### Objective
Return all the data, word for word.

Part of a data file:
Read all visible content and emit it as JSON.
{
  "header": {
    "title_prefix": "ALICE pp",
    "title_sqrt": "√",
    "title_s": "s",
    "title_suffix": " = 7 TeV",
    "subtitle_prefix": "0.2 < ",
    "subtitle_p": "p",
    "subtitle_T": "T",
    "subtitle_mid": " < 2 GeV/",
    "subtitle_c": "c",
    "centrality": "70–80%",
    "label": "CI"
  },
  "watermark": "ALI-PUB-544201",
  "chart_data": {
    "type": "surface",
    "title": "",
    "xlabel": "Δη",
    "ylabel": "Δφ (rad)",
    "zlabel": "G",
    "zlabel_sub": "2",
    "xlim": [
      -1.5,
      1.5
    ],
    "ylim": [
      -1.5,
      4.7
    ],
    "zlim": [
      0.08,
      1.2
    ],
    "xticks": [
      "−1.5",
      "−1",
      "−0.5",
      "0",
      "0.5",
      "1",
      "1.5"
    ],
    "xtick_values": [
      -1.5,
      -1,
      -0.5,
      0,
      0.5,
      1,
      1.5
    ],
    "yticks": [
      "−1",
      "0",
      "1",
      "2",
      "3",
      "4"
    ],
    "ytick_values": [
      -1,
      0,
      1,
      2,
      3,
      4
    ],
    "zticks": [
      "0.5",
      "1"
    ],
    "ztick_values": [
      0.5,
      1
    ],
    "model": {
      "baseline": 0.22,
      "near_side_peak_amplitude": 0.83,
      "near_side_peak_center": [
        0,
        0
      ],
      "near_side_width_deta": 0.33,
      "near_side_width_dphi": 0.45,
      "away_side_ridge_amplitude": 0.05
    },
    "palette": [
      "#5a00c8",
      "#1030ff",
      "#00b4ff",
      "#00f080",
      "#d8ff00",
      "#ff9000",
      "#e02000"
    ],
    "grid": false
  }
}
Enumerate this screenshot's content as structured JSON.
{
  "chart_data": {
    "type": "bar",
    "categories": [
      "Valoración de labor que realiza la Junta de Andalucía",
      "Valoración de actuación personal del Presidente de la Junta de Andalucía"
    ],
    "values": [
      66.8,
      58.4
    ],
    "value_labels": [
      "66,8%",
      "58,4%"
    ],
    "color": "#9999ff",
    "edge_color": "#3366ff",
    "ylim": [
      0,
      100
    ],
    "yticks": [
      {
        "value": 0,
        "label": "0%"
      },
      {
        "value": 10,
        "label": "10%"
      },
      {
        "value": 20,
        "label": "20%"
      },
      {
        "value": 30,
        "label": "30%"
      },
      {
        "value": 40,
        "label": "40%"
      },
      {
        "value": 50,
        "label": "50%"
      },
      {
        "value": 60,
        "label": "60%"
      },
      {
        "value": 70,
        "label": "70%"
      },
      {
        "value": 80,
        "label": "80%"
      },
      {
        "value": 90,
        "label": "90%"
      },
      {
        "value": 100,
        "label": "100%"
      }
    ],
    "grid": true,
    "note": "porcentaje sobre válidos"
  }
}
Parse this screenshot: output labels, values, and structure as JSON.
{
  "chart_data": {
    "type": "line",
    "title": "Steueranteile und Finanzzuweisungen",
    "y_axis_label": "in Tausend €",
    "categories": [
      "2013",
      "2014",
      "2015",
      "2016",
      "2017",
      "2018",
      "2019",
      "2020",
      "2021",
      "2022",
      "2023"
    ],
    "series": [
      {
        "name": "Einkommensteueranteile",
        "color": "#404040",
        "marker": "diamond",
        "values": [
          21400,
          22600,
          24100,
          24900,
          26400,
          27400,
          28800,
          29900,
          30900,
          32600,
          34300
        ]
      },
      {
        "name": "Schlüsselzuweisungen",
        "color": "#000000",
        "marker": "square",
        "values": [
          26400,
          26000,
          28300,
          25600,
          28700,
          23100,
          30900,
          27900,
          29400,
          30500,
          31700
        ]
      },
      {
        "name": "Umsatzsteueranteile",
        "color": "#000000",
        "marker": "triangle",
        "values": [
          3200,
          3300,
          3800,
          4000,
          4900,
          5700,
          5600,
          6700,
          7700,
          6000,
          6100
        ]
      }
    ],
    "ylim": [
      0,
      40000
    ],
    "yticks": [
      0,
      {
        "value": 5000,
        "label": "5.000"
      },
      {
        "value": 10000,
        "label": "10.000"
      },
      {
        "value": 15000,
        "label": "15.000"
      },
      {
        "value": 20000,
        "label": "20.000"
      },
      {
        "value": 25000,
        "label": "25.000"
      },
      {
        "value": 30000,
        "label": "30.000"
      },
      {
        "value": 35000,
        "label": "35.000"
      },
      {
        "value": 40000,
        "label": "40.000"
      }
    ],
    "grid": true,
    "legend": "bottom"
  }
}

### Expected answer
Read all visible content and emit it as JSON.
{
  "header": {
    "title_prefix": "ALICE pp",
    "title_sqrt": "√",
    "title_s": "s",
    "title_suffix": " = 7 TeV",
    "subtitle_prefix": "0.2 < ",
    "subtitle_p": "p",
    "subtitle_T": "T",
    "subtitle_mid": " < 2 GeV/",
    "subtitle_c": "c",
    "centrality": "70–80%",
    "label": "CI"
  },
  "watermark": "ALI-PUB-544201",
  "chart_data": {
    "type": "surface",
    "title": "",
    "xlabel": "Δη",
    "ylabel": "Δφ (rad)",
    "zlabel": "G",
    "zlabel_sub": "2",
    "xlim": [
      -1.5,
      1.5
    ],
    "ylim": [
      -1.5,
      4.7
    ],
    "zlim": [
      0.08,
      1.2
    ],
    "xticks": [
      "−1.5",
      "−1",
      "−0.5",
      "0",
      "0.5",
      "1",
      "1.5"
    ],
    "xtick_values": [
      -1.5,
      -1,
      -0.5,
      0,
      0.5,
      1,
      1.5
    ],
    "yticks": [
      "−1",
      "0",
      "1",
      "2",
      "3",
      "4"
    ],
    "ytick_values": [
      -1,
      0,
      1,
      2,
      3,
      4
    ],
    "zticks": [
      "0.5",
      "1"
    ],
    "ztick_values": [
      0.5,
      1
    ],
    "model": {
      "baseline": 0.22,
      "near_side_peak_amplitude": 0.83,
      "near_side_peak_center": [
        0,
        0
      ],
      "near_side_width_deta": 0.33,
      "near_side_width_dphi": 0.45,
      "away_side_ridge_amplitude": 0.05
    },
    "palette": [
      "#5a00c8",
      "#1030ff",
      "#00b4ff",
      "#00f080",
      "#d8ff00",
      "#ff9000",
      "#e02000"
    ],
    "grid": false
  }
}
Enumerate this screenshot's content as structured JSON.
{
  "chart_data": {
    "type": "bar",
    "categories": [
      "Valoración de labor que realiza la Junta de Andalucía",
      "Valoración de actuación personal del Presidente de la Junta de Andalucía"
    ],
    "values": [
      66.8,
      58.4
    ],
    "value_labels": [
      "66,8%",
      "58,4%"
    ],
    "color": "#9999ff",
    "edge_color": "#3366ff",
    "ylim": [
      0,
      100
    ],
    "yticks": [
      {
        "value": 0,
        "label": "0%"
      },
      {
        "value": 10,
        "label": "10%"
      },
      {
        "value": 20,
        "label": "20%"
      },
      {
        "value": 30,
        "label": "30%"
      },
      {
        "value": 40,
        "label": "40%"
      },
      {
        "value": 50,
        "label": "50%"
      },
      {
        "value": 60,
        "label": "60%"
      },
      {
        "value": 70,
        "label": "70%"
      },
      {
        "value": 80,
        "label": "80%"
      },
      {
        "value": 90,
        "label": "90%"
      },
      {
        "value": 100,
        "label": "100%"
      }
    ],
    "grid": true,
    "note": "porcentaje sobre válidos"
  }
}
Parse this screenshot: output labels, values, and structure as JSON.
{
  "chart_data": {
    "type": "line",
    "title": "Steueranteile und Finanzzuweisungen",
    "y_axis_label": "in Tausend €",
    "categories": [
      "2013",
      "2014",
      "2015",
      "2016",
      "2017",
      "2018",
      "2019",
      "2020",
      "2021",
      "2022",
      "2023"
    ],
    "series": [
      {
        "name": "Einkommensteueranteile",
        "color": "#404040",
        "marker": "diamond",
        "values": [
          21400,
          22600,
          24100,
          24900,
          26400,
          27400,
          28800,
          29900,
          30900,
          32600,
          34300
        ]
      },
      {
        "name": "Schlüsselzuweisungen",
        "color": "#000000",
        "marker": "square",
        "values": [
          26400,
          26000,
          28300,
          25600,
          28700,
          23100,
          30900,
          27900,
          29400,
          30500,
          31700
        ]
      },
      {
        "name": "Umsatzsteueranteile",
        "color": "#000000",
        "marker": "triangle",
        "values": [
          3200,
          3300,
          3800,
          4000,
          4900,
          5700,
          5600,
          6700,
          7700,
          6000,
          6100
        ]
      }
    ],
    "ylim": [
      0,
      40000
    ],
    "yticks": [
      0,
      {
        "value": 5000,
        "label": "5.000"
      },
      {
        "value": 10000,
        "label": "10.000"
      },
      {
        "value": 15000,
        "label": "15.000"
      },
      {
        "value": 20000,
        "label": "20.000"
      },
      {
        "value": 25000,
        "label": "25.000"
      },
      {
        "value": 30000,
        "label": "30.000"
      },
      {
        "value": 35000,
        "label": "35.000"
      },
      {
        "value": 40000,
        "label": "40.000"
      }
    ],
    "grid": true,
    "legend": "bottom"
  }
}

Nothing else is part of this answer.